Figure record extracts
----------

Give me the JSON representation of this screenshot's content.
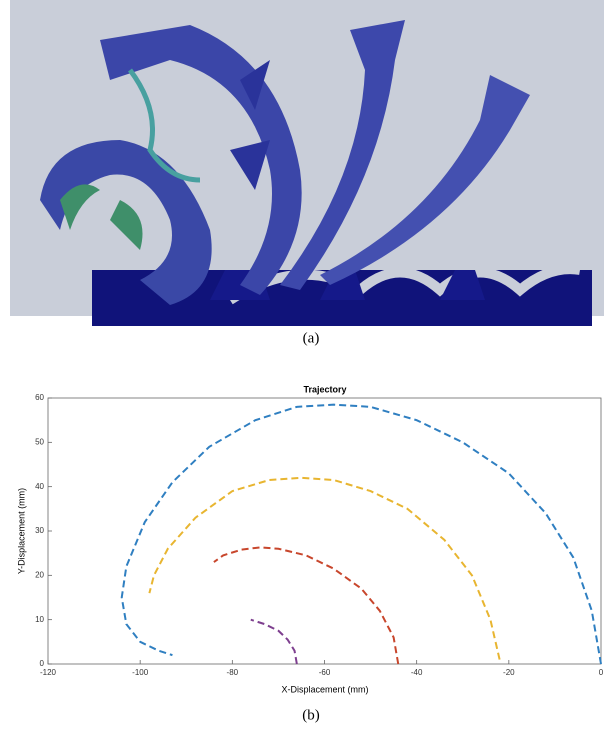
{
  "captions": [
    "(a)",
    "(b)"
  ],
  "chart_data": {
    "type": "line",
    "title": "Trajectory",
    "x_label": "X-Displacement (mm)",
    "y_label": "Y-Displacement (mm)",
    "series": [
      {
        "color": "#2f7fc1",
        "x": [
          0,
          -2,
          -6,
          -12,
          -20,
          -30,
          -40,
          -50,
          -58,
          -66,
          -75,
          -85,
          -93,
          -99,
          -103,
          -104,
          -103,
          -100,
          -96,
          -93
        ],
        "values": [
          0,
          12,
          24,
          34,
          43,
          50,
          55,
          58,
          58.5,
          58,
          55,
          49,
          41,
          32,
          22,
          15,
          9,
          5,
          3,
          2
        ]
      },
      {
        "color": "#e8b530",
        "x": [
          -22,
          -24,
          -28,
          -34,
          -42,
          -50,
          -58,
          -65,
          -72,
          -80,
          -88,
          -94,
          -97,
          -98
        ],
        "values": [
          1,
          10,
          20,
          28,
          35,
          39,
          41.5,
          42,
          41.5,
          39,
          33,
          26,
          20,
          16
        ]
      },
      {
        "color": "#c8462c",
        "x": [
          -44,
          -45,
          -48,
          -52,
          -58,
          -64,
          -70,
          -74,
          -78,
          -82,
          -84
        ],
        "values": [
          0,
          6,
          12,
          17,
          21.5,
          24.5,
          26,
          26.3,
          25.8,
          24.5,
          23
        ]
      },
      {
        "color": "#7e3f8f",
        "x": [
          -66,
          -66.5,
          -68,
          -70,
          -73,
          -76
        ],
        "values": [
          0,
          3,
          5.5,
          7.5,
          9,
          10
        ]
      }
    ],
    "xlim": [
      -120,
      0
    ],
    "xticks": [
      -120,
      -100,
      -80,
      -60,
      -40,
      -20,
      0
    ],
    "ylim": [
      0,
      60
    ],
    "yticks": [
      0,
      10,
      20,
      30,
      40,
      50,
      60
    ],
    "grid": false,
    "dashed": true
  }
}
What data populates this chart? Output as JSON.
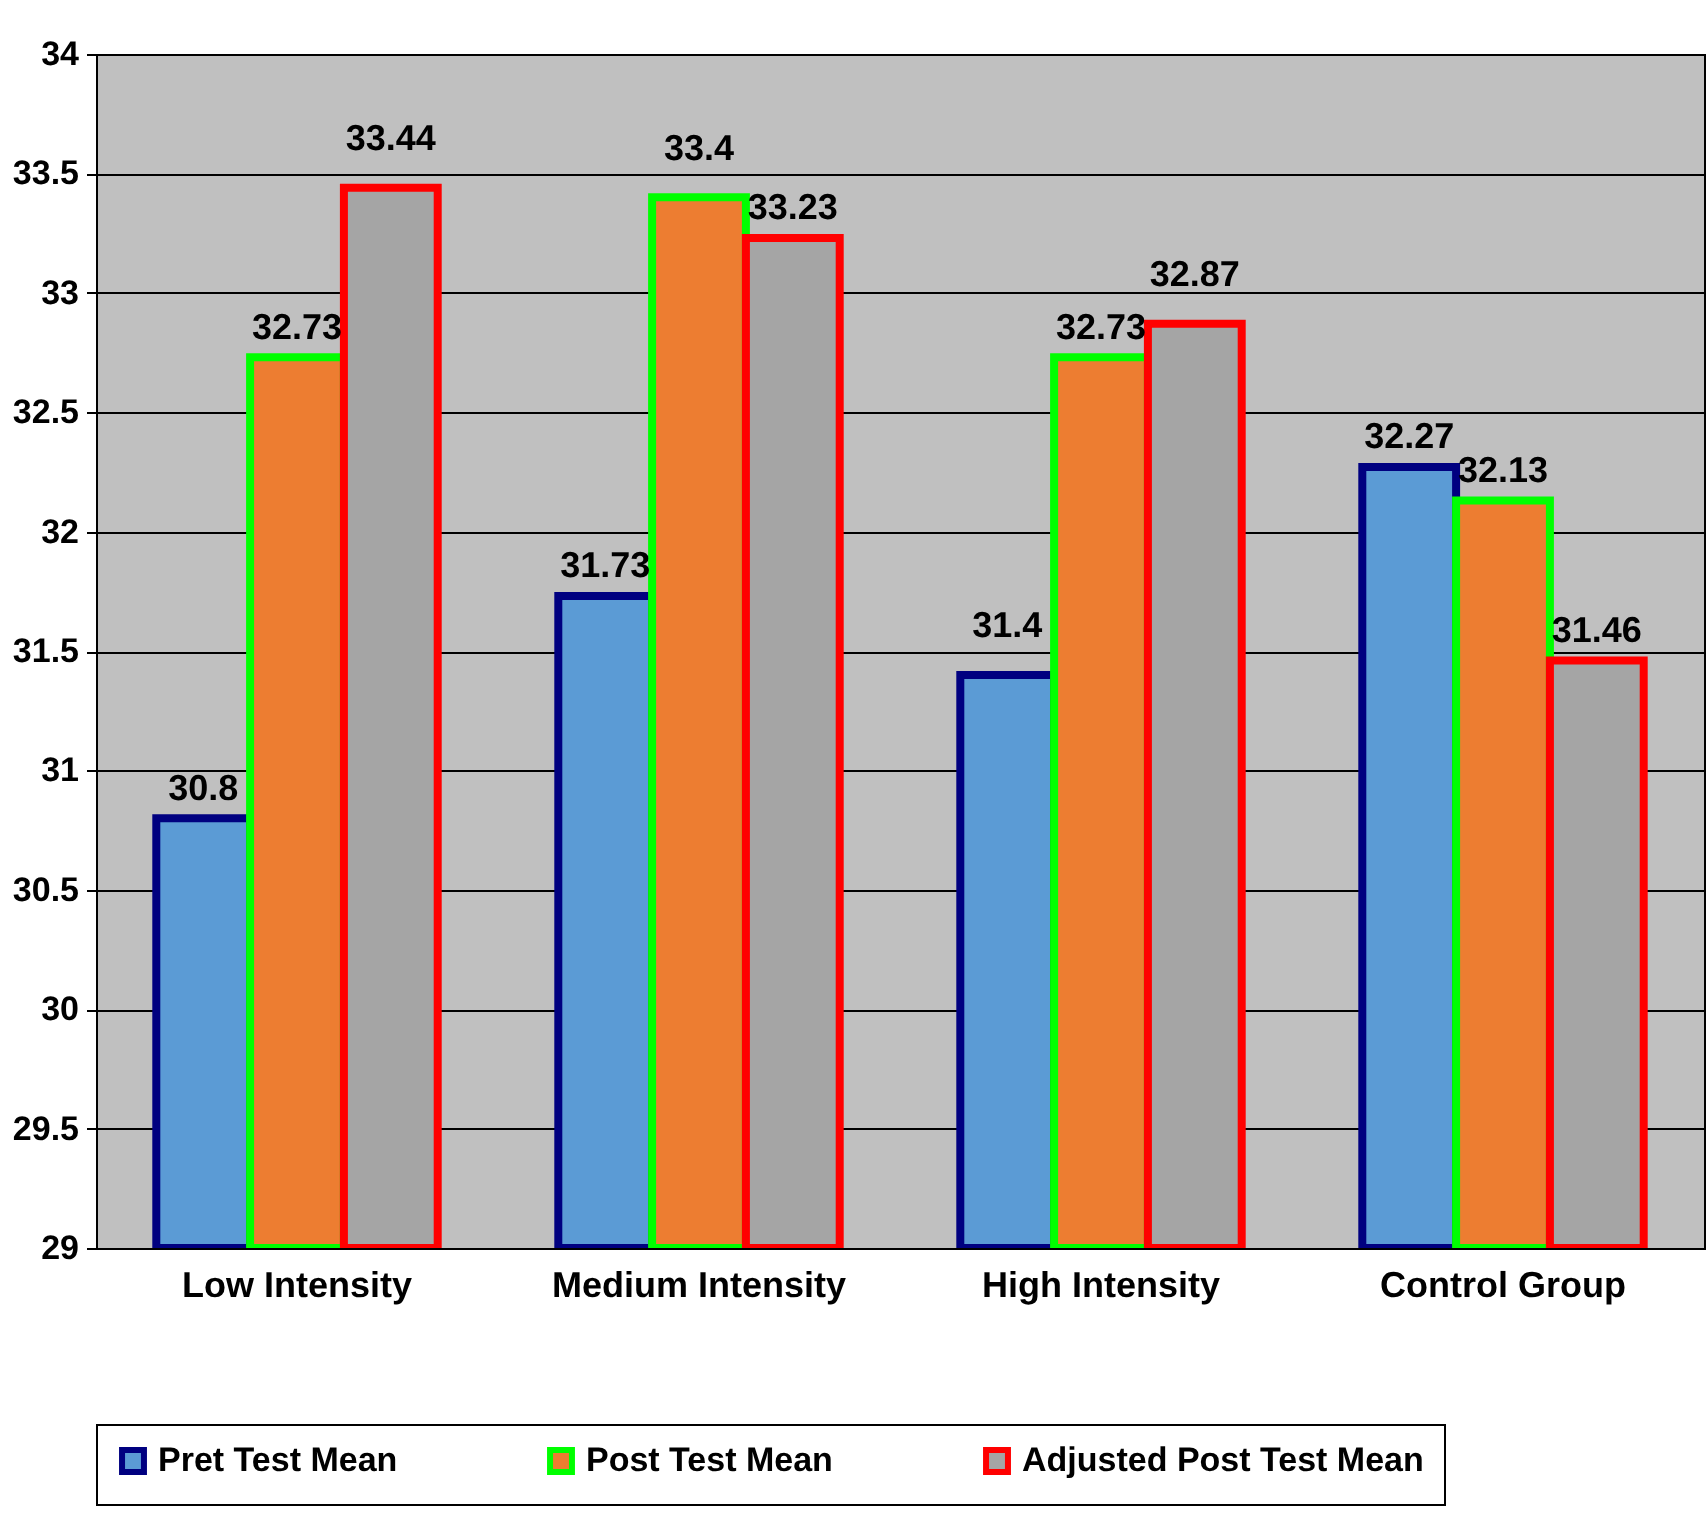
{
  "chart_data": {
    "type": "bar",
    "categories": [
      "Low Intensity",
      "Medium Intensity",
      "High Intensity",
      "Control Group"
    ],
    "series": [
      {
        "name": "Pret Test Mean",
        "color": "#5b9bd5",
        "values": [
          30.8,
          31.73,
          31.4,
          32.27
        ]
      },
      {
        "name": "Post Test Mean",
        "color": "#ed7d31",
        "values": [
          32.73,
          33.4,
          32.73,
          32.13
        ]
      },
      {
        "name": "Adjusted Post Test Mean",
        "color": "#a5a5a5",
        "values": [
          33.44,
          33.23,
          32.87,
          31.46
        ]
      }
    ],
    "ylim": [
      29,
      34
    ],
    "yticks": [
      29,
      29.5,
      30,
      30.5,
      31,
      31.5,
      32,
      32.5,
      33,
      33.5,
      34
    ],
    "grid": "y",
    "legend": "bottom",
    "data_labels": true
  }
}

----------

[What is asked]: Every record must be copied exactly, with images dropped from the result.

[Solution to the problem]:
Give me the JSON representation of this screenshot's content.
{
  "captions": [
    "(a)",
    "(b)"
  ],
  "chart_data": {
    "type": "line",
    "title": "Trajectory",
    "x_label": "X-Displacement (mm)",
    "y_label": "Y-Displacement (mm)",
    "series": [
      {
        "color": "#2f7fc1",
        "x": [
          0,
          -2,
          -6,
          -12,
          -20,
          -30,
          -40,
          -50,
          -58,
          -66,
          -75,
          -85,
          -93,
          -99,
          -103,
          -104,
          -103,
          -100,
          -96,
          -93
        ],
        "values": [
          0,
          12,
          24,
          34,
          43,
          50,
          55,
          58,
          58.5,
          58,
          55,
          49,
          41,
          32,
          22,
          15,
          9,
          5,
          3,
          2
        ]
      },
      {
        "color": "#e8b530",
        "x": [
          -22,
          -24,
          -28,
          -34,
          -42,
          -50,
          -58,
          -65,
          -72,
          -80,
          -88,
          -94,
          -97,
          -98
        ],
        "values": [
          1,
          10,
          20,
          28,
          35,
          39,
          41.5,
          42,
          41.5,
          39,
          33,
          26,
          20,
          16
        ]
      },
      {
        "color": "#c8462c",
        "x": [
          -44,
          -45,
          -48,
          -52,
          -58,
          -64,
          -70,
          -74,
          -78,
          -82,
          -84
        ],
        "values": [
          0,
          6,
          12,
          17,
          21.5,
          24.5,
          26,
          26.3,
          25.8,
          24.5,
          23
        ]
      },
      {
        "color": "#7e3f8f",
        "x": [
          -66,
          -66.5,
          -68,
          -70,
          -73,
          -76
        ],
        "values": [
          0,
          3,
          5.5,
          7.5,
          9,
          10
        ]
      }
    ],
    "xlim": [
      -120,
      0
    ],
    "xticks": [
      -120,
      -100,
      -80,
      -60,
      -40,
      -20,
      0
    ],
    "ylim": [
      0,
      60
    ],
    "yticks": [
      0,
      10,
      20,
      30,
      40,
      50,
      60
    ],
    "grid": false,
    "dashed": true
  }
}
What data populates this chart? Output as JSON.
{
  "chart_data": {
    "type": "bar",
    "categories": [
      "Low Intensity",
      "Medium Intensity",
      "High Intensity",
      "Control Group"
    ],
    "series": [
      {
        "name": "Pret Test Mean",
        "color": "#5b9bd5",
        "values": [
          30.8,
          31.73,
          31.4,
          32.27
        ]
      },
      {
        "name": "Post Test Mean",
        "color": "#ed7d31",
        "values": [
          32.73,
          33.4,
          32.73,
          32.13
        ]
      },
      {
        "name": "Adjusted Post Test Mean",
        "color": "#a5a5a5",
        "values": [
          33.44,
          33.23,
          32.87,
          31.46
        ]
      }
    ],
    "ylim": [
      29,
      34
    ],
    "yticks": [
      29,
      29.5,
      30,
      30.5,
      31,
      31.5,
      32,
      32.5,
      33,
      33.5,
      34
    ],
    "grid": "y",
    "legend": "bottom",
    "data_labels": true
  }
}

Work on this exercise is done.